=== Problem description ===
Write out the entries again exactly as they are given.

=== Data listing ===
***
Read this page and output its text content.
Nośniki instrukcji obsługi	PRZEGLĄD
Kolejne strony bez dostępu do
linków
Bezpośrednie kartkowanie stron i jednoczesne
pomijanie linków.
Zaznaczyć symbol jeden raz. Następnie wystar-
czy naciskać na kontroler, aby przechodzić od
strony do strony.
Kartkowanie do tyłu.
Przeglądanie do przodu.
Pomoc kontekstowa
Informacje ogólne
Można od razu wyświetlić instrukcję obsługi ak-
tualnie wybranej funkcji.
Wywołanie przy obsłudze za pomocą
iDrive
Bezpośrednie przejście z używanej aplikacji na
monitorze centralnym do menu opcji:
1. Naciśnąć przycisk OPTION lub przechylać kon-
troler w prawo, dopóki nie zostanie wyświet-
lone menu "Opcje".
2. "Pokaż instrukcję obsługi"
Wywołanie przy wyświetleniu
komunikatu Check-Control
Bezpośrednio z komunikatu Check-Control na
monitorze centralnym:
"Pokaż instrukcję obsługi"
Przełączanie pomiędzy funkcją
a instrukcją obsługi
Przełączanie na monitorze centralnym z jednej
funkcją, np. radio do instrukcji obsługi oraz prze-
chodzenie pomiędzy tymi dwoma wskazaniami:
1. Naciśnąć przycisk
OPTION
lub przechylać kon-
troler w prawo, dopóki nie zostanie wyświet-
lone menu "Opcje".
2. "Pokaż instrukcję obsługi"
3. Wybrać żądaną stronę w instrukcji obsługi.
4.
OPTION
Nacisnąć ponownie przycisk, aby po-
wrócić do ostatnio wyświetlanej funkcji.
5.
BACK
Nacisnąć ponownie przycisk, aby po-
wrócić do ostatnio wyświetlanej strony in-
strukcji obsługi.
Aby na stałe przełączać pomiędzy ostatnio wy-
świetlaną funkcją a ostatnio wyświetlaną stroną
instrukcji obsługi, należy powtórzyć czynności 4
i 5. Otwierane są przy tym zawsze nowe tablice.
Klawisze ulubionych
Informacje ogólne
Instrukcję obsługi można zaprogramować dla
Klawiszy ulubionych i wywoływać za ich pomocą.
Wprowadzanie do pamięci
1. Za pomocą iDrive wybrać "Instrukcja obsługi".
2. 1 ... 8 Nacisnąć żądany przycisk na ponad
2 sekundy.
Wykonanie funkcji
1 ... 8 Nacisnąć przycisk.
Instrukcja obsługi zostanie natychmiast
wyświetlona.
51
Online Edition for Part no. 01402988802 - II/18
***
=== Output ===
Read this page and output its text content.
Nośniki instrukcji obsługi	PRZEGLĄD
Kolejne strony bez dostępu do
linków
Bezpośrednie kartkowanie stron i jednoczesne
pomijanie linków.
Zaznaczyć symbol jeden raz. Następnie wystar-
czy naciskać na kontroler, aby przechodzić od
strony do strony.
Kartkowanie do tyłu.
Przeglądanie do przodu.
Pomoc kontekstowa
Informacje ogólne
Można od razu wyświetlić instrukcję obsługi ak-
tualnie wybranej funkcji.
Wywołanie przy obsłudze za pomocą
iDrive
Bezpośrednie przejście z używanej aplikacji na
monitorze centralnym do menu opcji:
1. Naciśnąć przycisk OPTION lub przechylać kon-
troler w prawo, dopóki nie zostanie wyświet-
lone menu "Opcje".
2. "Pokaż instrukcję obsługi"
Wywołanie przy wyświetleniu
komunikatu Check-Control
Bezpośrednio z komunikatu Check-Control na
monitorze centralnym:
"Pokaż instrukcję obsługi"
Przełączanie pomiędzy funkcją
a instrukcją obsługi
Przełączanie na monitorze centralnym z jednej
funkcją, np. radio do instrukcji obsługi oraz prze-
chodzenie pomiędzy tymi dwoma wskazaniami:
1. Naciśnąć przycisk
OPTION
lub przechylać kon-
troler w prawo, dopóki nie zostanie wyświet-
lone menu "Opcje".
2. "Pokaż instrukcję obsługi"
3. Wybrać żądaną stronę w instrukcji obsługi.
4.
OPTION
Nacisnąć ponownie przycisk, aby po-
wrócić do ostatnio wyświetlanej funkcji.
5.
BACK
Nacisnąć ponownie przycisk, aby po-
wrócić do ostatnio wyświetlanej strony in-
strukcji obsługi.
Aby na stałe przełączać pomiędzy ostatnio wy-
świetlaną funkcją a ostatnio wyświetlaną stroną
instrukcji obsługi, należy powtórzyć czynności 4
i 5. Otwierane są przy tym zawsze nowe tablice.
Klawisze ulubionych
Informacje ogólne
Instrukcję obsługi można zaprogramować dla
Klawiszy ulubionych i wywoływać za ich pomocą.
Wprowadzanie do pamięci
1. Za pomocą iDrive wybrać "Instrukcja obsługi".
2. 1 ... 8 Nacisnąć żądany przycisk na ponad
2 sekundy.
Wykonanie funkcji
1 ... 8 Nacisnąć przycisk.
Instrukcja obsługi zostanie natychmiast
wyświetlona.
51
Online Edition for Part no. 01402988802 - II/18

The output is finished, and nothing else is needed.